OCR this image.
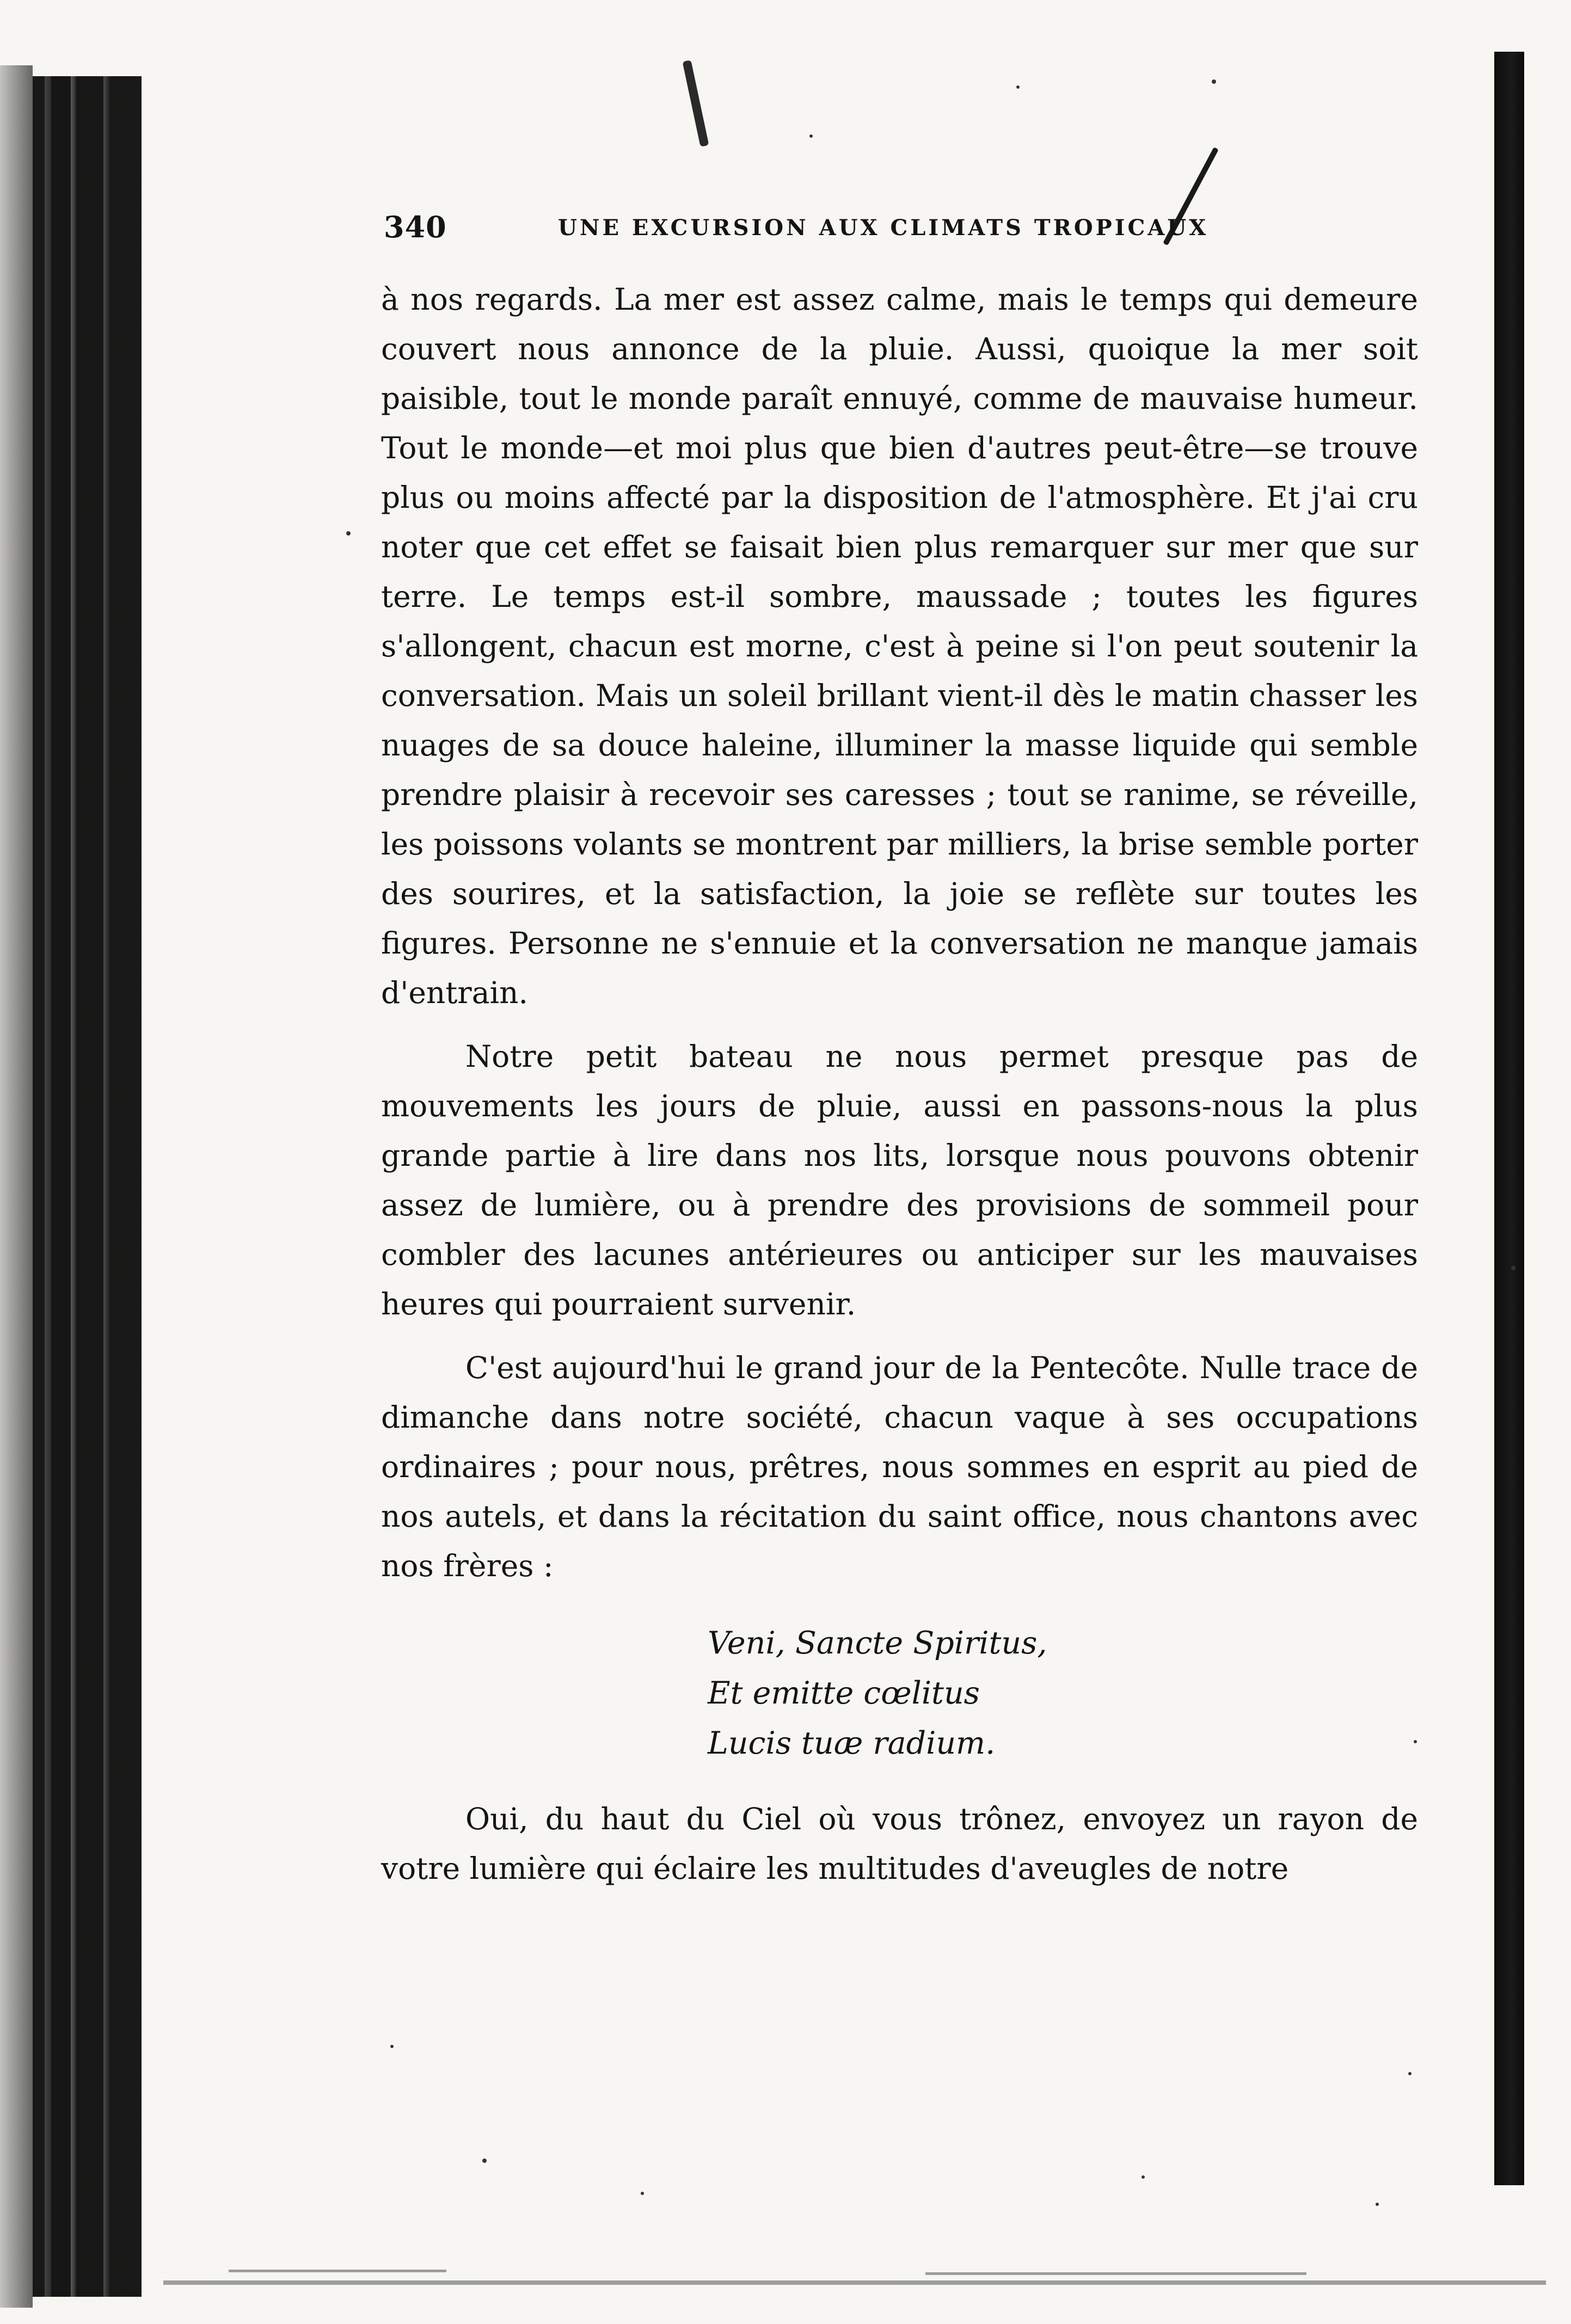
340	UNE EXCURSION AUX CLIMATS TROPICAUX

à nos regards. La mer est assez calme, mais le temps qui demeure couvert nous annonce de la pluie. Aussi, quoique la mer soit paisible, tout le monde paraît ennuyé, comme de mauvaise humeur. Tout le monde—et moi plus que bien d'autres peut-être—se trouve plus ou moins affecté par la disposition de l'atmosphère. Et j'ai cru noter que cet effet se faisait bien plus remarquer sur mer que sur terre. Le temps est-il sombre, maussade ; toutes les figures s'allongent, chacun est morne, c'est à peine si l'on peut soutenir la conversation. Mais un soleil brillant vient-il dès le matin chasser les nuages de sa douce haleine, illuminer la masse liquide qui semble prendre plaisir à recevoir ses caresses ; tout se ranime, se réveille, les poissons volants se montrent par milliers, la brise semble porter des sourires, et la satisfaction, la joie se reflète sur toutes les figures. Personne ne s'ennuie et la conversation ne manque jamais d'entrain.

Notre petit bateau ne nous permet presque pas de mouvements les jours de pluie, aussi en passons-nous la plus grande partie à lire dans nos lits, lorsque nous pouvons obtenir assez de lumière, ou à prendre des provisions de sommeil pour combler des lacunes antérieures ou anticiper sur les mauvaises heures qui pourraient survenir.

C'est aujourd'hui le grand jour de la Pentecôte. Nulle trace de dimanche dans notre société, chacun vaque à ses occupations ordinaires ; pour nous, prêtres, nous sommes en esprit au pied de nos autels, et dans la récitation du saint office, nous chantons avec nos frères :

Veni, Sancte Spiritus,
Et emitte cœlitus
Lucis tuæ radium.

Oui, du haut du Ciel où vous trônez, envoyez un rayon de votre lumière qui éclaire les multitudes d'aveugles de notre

---+---

| What you need to do |
Without including any picture, retype the entries exactly.

| Solved exercise |
OCR this image.
340	UNE EXCURSION AUX CLIMATS TROPICAUX

à nos regards. La mer est assez calme, mais le temps qui demeure couvert nous annonce de la pluie. Aussi, quoique la mer soit paisible, tout le monde paraît ennuyé, comme de mauvaise humeur. Tout le monde—et moi plus que bien d'autres peut-être—se trouve plus ou moins affecté par la disposition de l'atmosphère. Et j'ai cru noter que cet effet se faisait bien plus remarquer sur mer que sur terre. Le temps est-il sombre, maussade ; toutes les figures s'allongent, chacun est morne, c'est à peine si l'on peut soutenir la conversation. Mais un soleil brillant vient-il dès le matin chasser les nuages de sa douce haleine, illuminer la masse liquide qui semble prendre plaisir à recevoir ses caresses ; tout se ranime, se réveille, les poissons volants se montrent par milliers, la brise semble porter des sourires, et la satisfaction, la joie se reflète sur toutes les figures. Personne ne s'ennuie et la conversation ne manque jamais d'entrain.

Notre petit bateau ne nous permet presque pas de mouvements les jours de pluie, aussi en passons-nous la plus grande partie à lire dans nos lits, lorsque nous pouvons obtenir assez de lumière, ou à prendre des provisions de sommeil pour combler des lacunes antérieures ou anticiper sur les mauvaises heures qui pourraient survenir.

C'est aujourd'hui le grand jour de la Pentecôte. Nulle trace de dimanche dans notre société, chacun vaque à ses occupations ordinaires ; pour nous, prêtres, nous sommes en esprit au pied de nos autels, et dans la récitation du saint office, nous chantons avec nos frères :

Veni, Sancte Spiritus,
Et emitte cœlitus
Lucis tuæ radium.

Oui, du haut du Ciel où vous trônez, envoyez un rayon de votre lumière qui éclaire les multitudes d'aveugles de notre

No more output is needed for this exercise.